● WHAT IS NEEDED
Reproduce word for word the lines of the data below, beginning with the line that contains "data-cell-9 <box>668 269 672 272</box>" and continuing through the line that contains "data-cell-4 <box>346 217 350 220</box>", both of those lines included. Give only those lines.

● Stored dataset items
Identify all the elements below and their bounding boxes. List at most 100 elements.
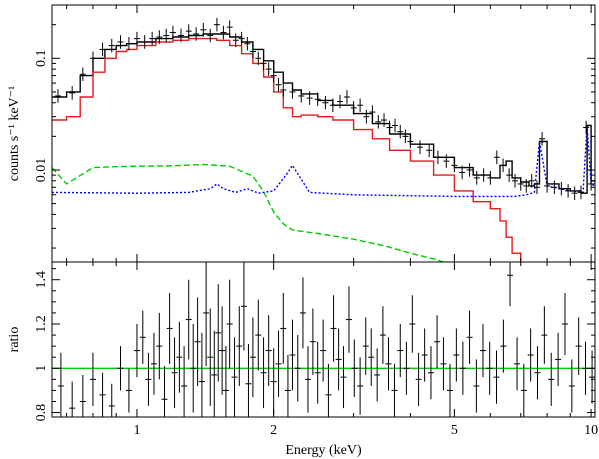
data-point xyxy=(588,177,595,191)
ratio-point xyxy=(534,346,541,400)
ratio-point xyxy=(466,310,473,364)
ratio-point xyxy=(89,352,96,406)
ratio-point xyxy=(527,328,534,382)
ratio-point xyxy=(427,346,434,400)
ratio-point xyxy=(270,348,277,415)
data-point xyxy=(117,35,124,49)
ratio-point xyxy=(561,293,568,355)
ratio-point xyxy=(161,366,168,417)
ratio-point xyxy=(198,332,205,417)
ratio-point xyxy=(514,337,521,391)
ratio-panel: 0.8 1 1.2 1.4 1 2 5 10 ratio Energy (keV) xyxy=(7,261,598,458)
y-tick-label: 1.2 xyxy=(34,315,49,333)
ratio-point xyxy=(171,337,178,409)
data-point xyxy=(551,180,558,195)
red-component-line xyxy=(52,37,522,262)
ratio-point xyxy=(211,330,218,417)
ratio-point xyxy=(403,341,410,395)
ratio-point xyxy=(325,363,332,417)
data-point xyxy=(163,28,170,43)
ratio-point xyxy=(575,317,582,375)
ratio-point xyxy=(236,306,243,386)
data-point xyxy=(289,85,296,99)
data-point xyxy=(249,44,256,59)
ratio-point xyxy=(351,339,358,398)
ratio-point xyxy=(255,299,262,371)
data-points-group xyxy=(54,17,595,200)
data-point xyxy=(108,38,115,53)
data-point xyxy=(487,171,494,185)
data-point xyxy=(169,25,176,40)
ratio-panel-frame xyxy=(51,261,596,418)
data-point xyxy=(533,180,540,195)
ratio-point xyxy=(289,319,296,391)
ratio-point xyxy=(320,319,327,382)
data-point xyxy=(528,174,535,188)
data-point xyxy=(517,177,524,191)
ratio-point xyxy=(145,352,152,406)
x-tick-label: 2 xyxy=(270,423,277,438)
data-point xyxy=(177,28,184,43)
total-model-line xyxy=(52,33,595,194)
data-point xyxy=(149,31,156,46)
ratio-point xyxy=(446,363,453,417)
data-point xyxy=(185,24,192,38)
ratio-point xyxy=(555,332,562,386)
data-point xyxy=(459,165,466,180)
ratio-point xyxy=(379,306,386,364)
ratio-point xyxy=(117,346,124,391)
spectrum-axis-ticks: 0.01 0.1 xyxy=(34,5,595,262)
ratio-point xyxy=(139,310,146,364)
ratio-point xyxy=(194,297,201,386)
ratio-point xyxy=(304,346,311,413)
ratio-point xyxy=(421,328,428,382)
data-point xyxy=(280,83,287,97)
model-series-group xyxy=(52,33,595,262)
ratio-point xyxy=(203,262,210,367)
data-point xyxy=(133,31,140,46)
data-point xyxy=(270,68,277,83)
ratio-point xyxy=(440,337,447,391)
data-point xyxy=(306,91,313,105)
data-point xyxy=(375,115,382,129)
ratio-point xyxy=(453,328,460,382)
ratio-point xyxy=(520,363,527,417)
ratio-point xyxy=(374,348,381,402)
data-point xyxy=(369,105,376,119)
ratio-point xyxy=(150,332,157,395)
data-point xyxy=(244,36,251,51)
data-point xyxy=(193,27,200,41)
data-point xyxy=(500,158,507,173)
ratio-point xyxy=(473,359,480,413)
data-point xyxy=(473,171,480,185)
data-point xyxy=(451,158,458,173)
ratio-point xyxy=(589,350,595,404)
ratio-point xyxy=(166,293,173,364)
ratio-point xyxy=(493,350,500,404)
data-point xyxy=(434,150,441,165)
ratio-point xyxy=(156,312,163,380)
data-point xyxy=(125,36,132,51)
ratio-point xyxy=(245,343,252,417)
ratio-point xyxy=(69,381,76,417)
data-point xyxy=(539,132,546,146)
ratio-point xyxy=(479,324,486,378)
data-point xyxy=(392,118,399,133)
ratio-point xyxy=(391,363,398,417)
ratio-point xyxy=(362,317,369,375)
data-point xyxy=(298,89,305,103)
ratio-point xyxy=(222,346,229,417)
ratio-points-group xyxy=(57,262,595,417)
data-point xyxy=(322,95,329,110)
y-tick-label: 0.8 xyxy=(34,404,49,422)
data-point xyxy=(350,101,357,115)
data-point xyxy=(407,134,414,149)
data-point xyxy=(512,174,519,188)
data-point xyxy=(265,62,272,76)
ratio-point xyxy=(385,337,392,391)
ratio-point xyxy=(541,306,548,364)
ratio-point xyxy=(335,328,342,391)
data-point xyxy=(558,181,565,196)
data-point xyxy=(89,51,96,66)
* * *
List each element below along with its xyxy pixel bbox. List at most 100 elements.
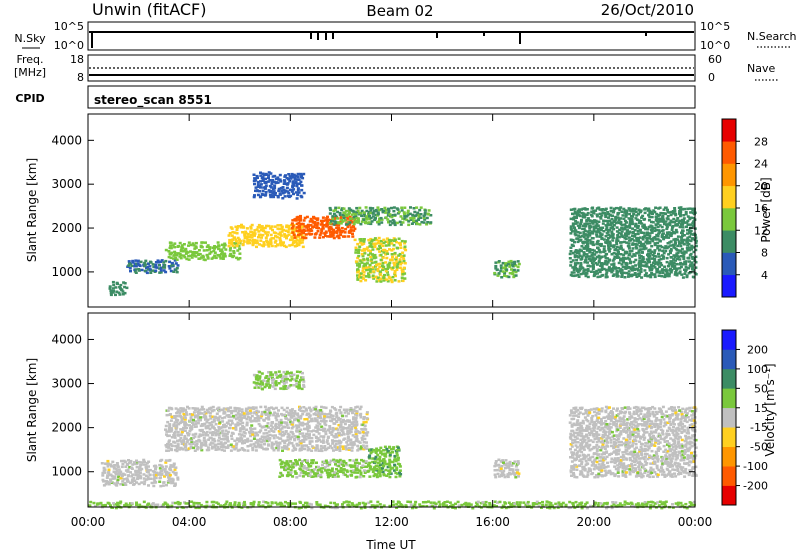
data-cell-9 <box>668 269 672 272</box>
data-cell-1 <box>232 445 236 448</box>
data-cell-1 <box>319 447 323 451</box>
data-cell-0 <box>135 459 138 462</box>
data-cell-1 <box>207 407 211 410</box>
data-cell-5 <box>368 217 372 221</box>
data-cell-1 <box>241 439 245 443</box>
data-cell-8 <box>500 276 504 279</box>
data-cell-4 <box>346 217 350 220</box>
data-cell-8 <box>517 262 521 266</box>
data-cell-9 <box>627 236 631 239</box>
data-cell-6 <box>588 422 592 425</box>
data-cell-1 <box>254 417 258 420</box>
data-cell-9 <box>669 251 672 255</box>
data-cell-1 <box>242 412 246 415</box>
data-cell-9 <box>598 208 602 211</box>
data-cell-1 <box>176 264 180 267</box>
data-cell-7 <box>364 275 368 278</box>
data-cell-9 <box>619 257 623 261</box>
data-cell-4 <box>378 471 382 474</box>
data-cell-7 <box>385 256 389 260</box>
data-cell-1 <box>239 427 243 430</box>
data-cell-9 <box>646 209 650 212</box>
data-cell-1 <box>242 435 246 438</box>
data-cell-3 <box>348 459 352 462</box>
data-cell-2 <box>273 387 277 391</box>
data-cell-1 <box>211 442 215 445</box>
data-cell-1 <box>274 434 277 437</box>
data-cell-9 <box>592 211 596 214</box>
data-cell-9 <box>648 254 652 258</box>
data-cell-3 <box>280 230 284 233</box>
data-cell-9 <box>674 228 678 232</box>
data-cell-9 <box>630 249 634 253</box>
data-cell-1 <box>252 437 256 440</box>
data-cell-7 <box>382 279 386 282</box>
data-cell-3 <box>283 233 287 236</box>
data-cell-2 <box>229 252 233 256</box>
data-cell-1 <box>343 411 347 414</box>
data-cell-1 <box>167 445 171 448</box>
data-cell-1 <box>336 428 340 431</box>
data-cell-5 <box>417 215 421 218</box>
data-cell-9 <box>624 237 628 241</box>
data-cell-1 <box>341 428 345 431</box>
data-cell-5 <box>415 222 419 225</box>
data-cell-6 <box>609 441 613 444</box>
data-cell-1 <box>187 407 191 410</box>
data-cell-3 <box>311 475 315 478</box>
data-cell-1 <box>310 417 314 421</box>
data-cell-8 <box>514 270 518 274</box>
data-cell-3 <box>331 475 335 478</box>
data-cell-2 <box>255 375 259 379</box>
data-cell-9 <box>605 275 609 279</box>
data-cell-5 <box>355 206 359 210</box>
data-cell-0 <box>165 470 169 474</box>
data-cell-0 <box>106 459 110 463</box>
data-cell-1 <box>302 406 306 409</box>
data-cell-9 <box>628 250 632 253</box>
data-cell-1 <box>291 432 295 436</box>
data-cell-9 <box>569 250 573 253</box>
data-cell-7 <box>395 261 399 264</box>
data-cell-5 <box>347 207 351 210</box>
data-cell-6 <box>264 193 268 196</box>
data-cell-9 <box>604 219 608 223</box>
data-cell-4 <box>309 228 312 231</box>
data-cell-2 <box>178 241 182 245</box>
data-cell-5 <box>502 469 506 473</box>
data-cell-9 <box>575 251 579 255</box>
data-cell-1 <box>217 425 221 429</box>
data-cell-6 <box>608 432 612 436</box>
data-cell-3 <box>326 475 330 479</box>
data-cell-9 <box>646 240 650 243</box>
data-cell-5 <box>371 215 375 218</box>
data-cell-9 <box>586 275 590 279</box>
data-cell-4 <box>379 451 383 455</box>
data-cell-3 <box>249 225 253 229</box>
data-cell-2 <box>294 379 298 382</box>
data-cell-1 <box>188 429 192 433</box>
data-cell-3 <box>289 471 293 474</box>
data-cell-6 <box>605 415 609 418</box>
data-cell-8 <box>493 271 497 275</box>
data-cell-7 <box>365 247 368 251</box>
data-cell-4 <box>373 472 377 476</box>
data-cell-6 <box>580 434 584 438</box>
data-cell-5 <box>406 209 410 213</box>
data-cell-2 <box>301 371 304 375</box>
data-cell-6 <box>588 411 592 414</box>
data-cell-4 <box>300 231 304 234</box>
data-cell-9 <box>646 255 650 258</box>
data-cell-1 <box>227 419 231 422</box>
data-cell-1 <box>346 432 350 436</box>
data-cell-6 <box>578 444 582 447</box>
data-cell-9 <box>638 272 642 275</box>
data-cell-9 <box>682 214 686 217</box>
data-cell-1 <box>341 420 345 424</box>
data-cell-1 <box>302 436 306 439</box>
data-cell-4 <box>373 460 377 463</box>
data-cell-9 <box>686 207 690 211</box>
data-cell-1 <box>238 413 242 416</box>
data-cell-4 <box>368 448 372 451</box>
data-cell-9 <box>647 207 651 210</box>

● THE RESULT
data-cell-9 <box>668 269 672 272</box>
data-cell-1 <box>232 445 236 448</box>
data-cell-1 <box>319 447 323 451</box>
data-cell-0 <box>135 459 138 462</box>
data-cell-1 <box>207 407 211 410</box>
data-cell-5 <box>368 217 372 221</box>
data-cell-1 <box>241 439 245 443</box>
data-cell-8 <box>500 276 504 279</box>
data-cell-4 <box>346 217 350 220</box>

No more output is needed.